● Aim of the task: Produce an exact copy of all the records.

— START —

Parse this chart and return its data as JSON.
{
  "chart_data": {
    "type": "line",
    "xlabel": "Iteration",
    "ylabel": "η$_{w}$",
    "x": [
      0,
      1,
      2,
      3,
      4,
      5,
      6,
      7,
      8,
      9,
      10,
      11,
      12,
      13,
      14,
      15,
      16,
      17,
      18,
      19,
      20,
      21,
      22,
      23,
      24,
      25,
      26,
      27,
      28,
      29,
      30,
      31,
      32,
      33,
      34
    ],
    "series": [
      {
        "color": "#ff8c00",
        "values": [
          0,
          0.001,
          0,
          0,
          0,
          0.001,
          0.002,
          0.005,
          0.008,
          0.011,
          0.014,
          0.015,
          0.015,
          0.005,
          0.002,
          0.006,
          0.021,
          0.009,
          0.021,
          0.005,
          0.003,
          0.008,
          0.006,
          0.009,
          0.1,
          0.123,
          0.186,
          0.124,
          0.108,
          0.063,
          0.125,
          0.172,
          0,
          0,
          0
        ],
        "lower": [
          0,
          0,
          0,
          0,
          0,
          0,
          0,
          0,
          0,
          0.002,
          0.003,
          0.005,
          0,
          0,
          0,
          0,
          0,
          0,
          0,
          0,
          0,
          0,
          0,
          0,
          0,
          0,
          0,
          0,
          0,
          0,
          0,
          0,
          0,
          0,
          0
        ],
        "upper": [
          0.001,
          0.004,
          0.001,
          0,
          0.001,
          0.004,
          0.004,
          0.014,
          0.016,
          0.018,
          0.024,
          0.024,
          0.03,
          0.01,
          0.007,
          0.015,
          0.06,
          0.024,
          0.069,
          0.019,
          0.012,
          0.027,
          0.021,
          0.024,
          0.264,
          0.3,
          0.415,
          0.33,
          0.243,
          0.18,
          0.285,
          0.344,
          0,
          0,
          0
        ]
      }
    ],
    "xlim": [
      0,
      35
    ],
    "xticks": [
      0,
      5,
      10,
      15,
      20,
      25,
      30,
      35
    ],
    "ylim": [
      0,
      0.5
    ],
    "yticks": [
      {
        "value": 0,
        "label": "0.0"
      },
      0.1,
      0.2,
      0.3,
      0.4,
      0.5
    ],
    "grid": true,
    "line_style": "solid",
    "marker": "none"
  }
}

— END —

● Exercise solution:
Parse this chart and return its data as JSON.
{
  "chart_data": {
    "type": "line",
    "xlabel": "Iteration",
    "ylabel": "η$_{w}$",
    "x": [
      0,
      1,
      2,
      3,
      4,
      5,
      6,
      7,
      8,
      9,
      10,
      11,
      12,
      13,
      14,
      15,
      16,
      17,
      18,
      19,
      20,
      21,
      22,
      23,
      24,
      25,
      26,
      27,
      28,
      29,
      30,
      31,
      32,
      33,
      34
    ],
    "series": [
      {
        "color": "#ff8c00",
        "values": [
          0,
          0.001,
          0,
          0,
          0,
          0.001,
          0.002,
          0.005,
          0.008,
          0.011,
          0.014,
          0.015,
          0.015,
          0.005,
          0.002,
          0.006,
          0.021,
          0.009,
          0.021,
          0.005,
          0.003,
          0.008,
          0.006,
          0.009,
          0.1,
          0.123,
          0.186,
          0.124,
          0.108,
          0.063,
          0.125,
          0.172,
          0,
          0,
          0
        ],
        "lower": [
          0,
          0,
          0,
          0,
          0,
          0,
          0,
          0,
          0,
          0.002,
          0.003,
          0.005,
          0,
          0,
          0,
          0,
          0,
          0,
          0,
          0,
          0,
          0,
          0,
          0,
          0,
          0,
          0,
          0,
          0,
          0,
          0,
          0,
          0,
          0,
          0
        ],
        "upper": [
          0.001,
          0.004,
          0.001,
          0,
          0.001,
          0.004,
          0.004,
          0.014,
          0.016,
          0.018,
          0.024,
          0.024,
          0.03,
          0.01,
          0.007,
          0.015,
          0.06,
          0.024,
          0.069,
          0.019,
          0.012,
          0.027,
          0.021,
          0.024,
          0.264,
          0.3,
          0.415,
          0.33,
          0.243,
          0.18,
          0.285,
          0.344,
          0,
          0,
          0
        ]
      }
    ],
    "xlim": [
      0,
      35
    ],
    "xticks": [
      0,
      5,
      10,
      15,
      20,
      25,
      30,
      35
    ],
    "ylim": [
      0,
      0.5
    ],
    "yticks": [
      {
        "value": 0,
        "label": "0.0"
      },
      0.1,
      0.2,
      0.3,
      0.4,
      0.5
    ],
    "grid": true,
    "line_style": "solid",
    "marker": "none"
  }
}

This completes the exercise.